### WHAT THE TASK REQUIRES
Below are records; count the lines in them that hold "text" and give only the count.

──────── EXERCISE MATERIALS

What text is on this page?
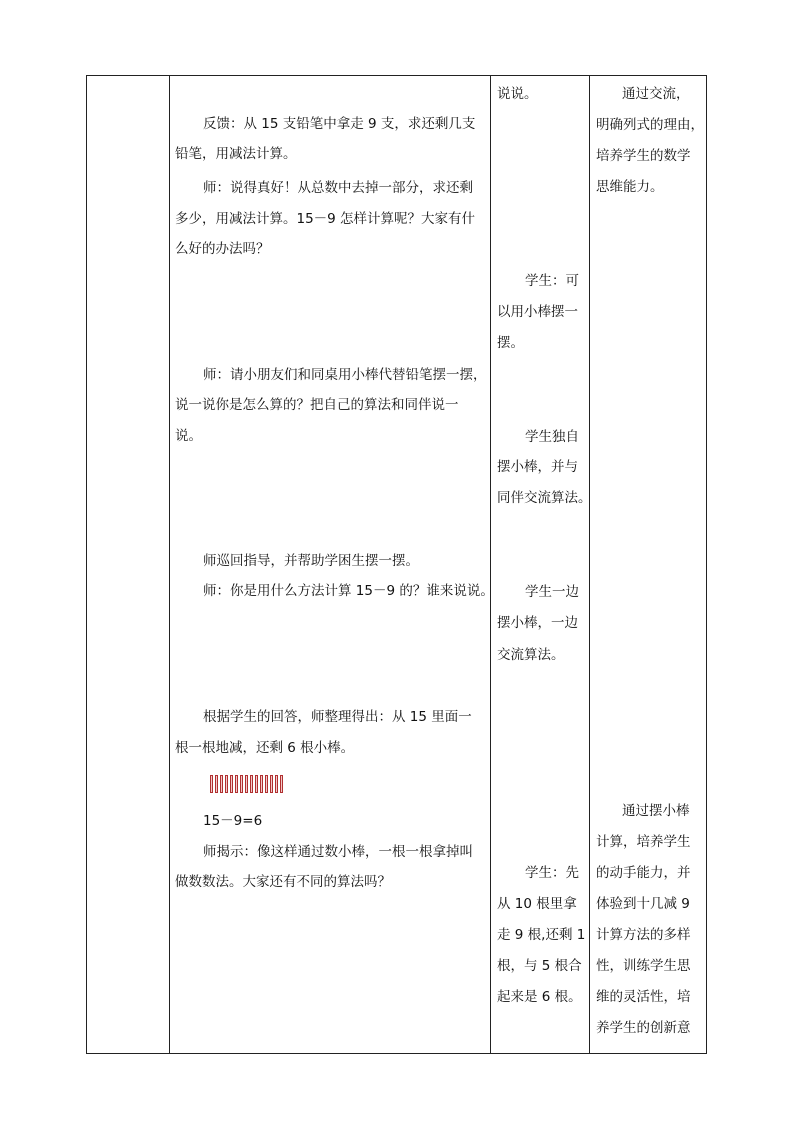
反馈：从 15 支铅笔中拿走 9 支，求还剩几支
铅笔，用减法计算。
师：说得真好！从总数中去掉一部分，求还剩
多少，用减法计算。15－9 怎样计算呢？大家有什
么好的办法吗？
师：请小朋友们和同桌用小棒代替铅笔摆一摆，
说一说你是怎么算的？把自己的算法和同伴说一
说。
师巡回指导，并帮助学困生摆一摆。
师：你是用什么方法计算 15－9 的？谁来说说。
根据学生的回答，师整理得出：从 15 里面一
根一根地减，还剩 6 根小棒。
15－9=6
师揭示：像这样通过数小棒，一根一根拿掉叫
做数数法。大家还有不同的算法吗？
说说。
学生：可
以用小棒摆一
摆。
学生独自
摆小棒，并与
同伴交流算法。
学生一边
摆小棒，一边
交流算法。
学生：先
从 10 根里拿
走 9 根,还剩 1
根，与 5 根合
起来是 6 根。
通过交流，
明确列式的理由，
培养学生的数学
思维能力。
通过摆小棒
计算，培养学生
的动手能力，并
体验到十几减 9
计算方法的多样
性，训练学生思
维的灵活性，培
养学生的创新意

────────────────
──────── EXERCISE MATERIALS

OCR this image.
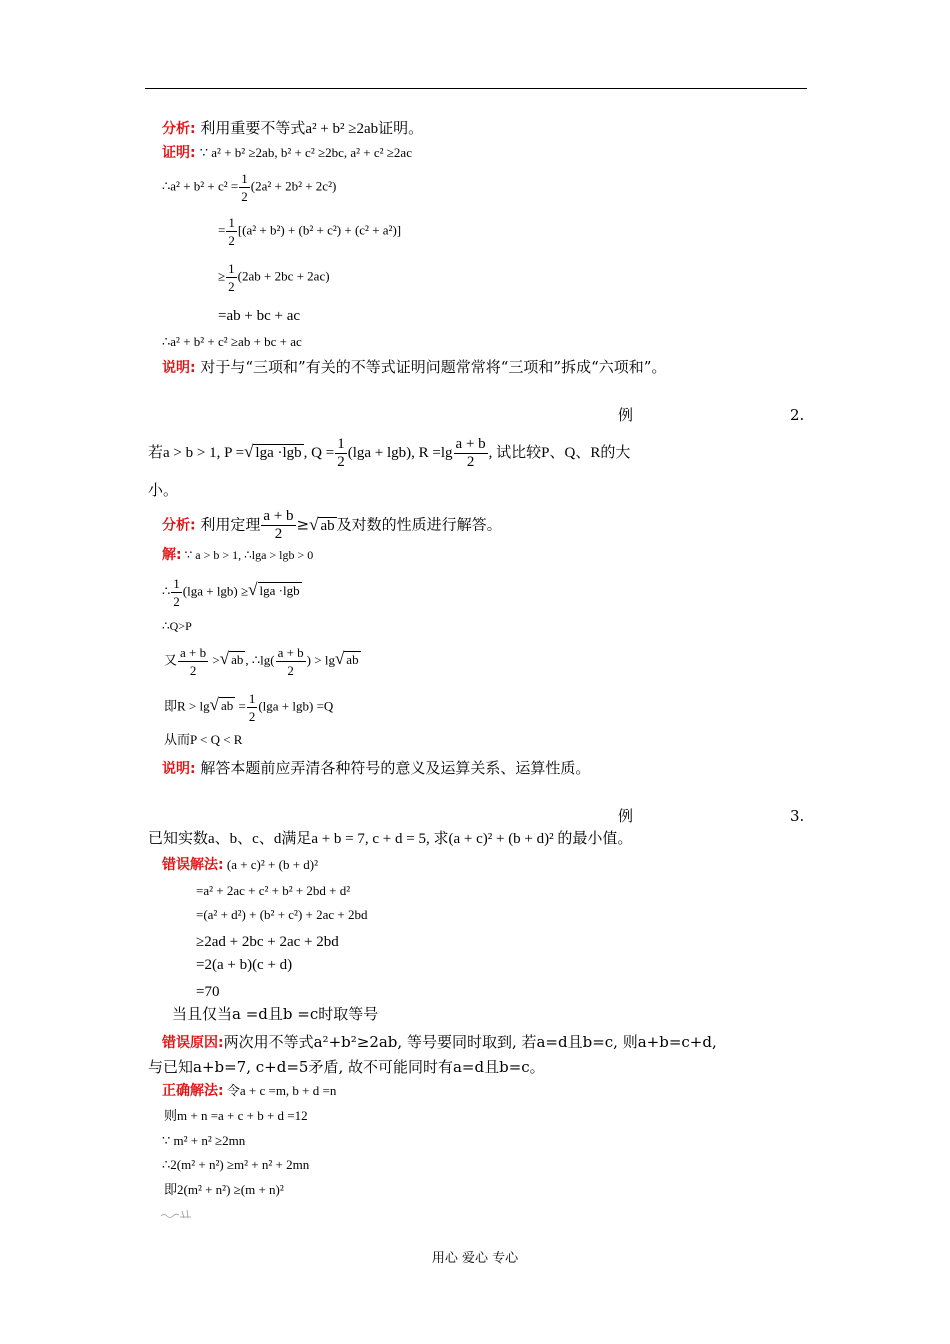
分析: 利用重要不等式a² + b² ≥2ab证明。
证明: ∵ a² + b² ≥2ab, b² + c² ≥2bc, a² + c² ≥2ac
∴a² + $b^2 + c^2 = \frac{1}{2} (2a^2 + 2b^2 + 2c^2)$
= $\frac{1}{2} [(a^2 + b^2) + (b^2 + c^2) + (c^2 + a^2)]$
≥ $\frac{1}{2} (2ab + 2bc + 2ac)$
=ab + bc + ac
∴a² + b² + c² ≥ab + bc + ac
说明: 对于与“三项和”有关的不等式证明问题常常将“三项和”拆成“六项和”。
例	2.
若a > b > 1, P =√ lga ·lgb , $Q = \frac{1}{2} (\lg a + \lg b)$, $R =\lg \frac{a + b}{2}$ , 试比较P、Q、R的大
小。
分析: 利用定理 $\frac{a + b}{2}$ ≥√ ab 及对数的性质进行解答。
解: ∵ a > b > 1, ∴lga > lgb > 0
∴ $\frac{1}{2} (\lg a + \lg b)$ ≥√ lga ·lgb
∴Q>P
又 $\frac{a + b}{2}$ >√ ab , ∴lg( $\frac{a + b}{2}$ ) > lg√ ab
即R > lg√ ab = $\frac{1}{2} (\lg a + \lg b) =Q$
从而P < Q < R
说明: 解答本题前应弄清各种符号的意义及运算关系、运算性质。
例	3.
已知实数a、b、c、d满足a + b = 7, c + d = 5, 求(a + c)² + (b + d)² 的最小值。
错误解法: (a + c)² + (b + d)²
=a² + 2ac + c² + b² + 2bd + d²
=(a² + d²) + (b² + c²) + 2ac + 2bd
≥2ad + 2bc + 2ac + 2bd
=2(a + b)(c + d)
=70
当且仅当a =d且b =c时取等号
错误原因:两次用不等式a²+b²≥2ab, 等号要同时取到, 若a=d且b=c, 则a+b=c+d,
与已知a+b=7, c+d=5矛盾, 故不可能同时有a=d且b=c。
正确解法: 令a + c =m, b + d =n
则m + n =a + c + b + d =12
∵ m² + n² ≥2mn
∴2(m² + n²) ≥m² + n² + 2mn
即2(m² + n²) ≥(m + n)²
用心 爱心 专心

────────────────
──────── EXERCISE MATERIALS

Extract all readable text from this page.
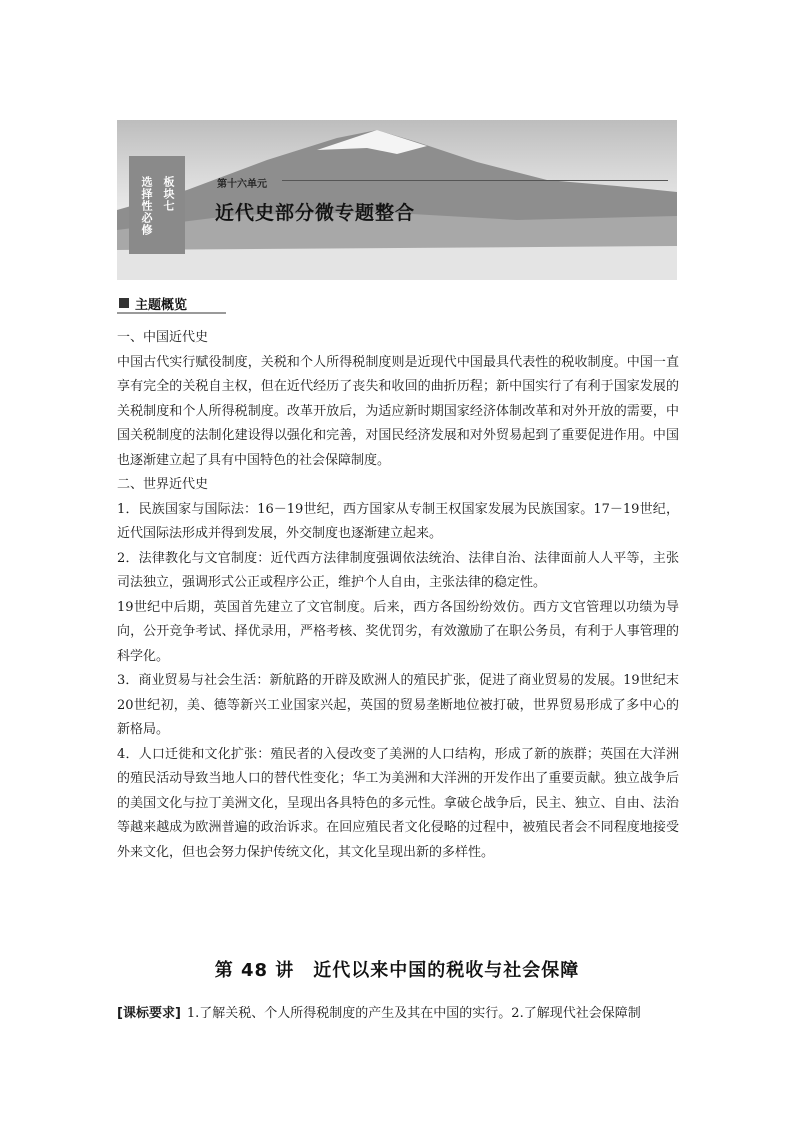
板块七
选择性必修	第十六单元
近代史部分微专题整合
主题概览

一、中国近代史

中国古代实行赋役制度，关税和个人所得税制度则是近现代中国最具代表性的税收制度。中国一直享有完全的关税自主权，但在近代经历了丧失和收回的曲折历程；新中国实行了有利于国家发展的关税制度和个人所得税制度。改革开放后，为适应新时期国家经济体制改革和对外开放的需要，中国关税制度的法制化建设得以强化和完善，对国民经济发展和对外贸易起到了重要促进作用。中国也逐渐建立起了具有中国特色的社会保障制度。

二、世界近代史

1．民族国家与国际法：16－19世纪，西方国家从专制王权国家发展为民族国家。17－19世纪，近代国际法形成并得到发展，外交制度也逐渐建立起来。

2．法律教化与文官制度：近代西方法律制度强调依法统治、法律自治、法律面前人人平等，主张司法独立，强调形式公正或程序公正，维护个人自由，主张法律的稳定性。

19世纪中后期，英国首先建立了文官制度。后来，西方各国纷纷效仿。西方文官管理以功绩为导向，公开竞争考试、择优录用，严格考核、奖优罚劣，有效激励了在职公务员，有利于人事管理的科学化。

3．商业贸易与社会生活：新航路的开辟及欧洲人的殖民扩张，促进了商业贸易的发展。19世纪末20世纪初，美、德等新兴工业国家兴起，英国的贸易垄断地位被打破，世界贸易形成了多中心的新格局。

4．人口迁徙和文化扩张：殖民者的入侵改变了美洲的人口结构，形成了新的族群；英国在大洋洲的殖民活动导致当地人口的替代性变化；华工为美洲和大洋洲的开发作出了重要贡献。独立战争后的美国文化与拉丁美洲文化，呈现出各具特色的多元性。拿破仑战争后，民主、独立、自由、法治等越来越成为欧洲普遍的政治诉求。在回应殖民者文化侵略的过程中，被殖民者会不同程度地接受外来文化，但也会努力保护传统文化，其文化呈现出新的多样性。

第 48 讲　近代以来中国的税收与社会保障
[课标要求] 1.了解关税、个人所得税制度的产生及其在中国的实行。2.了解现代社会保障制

────────────────

### ANSWER TO THIS PROBLEM
2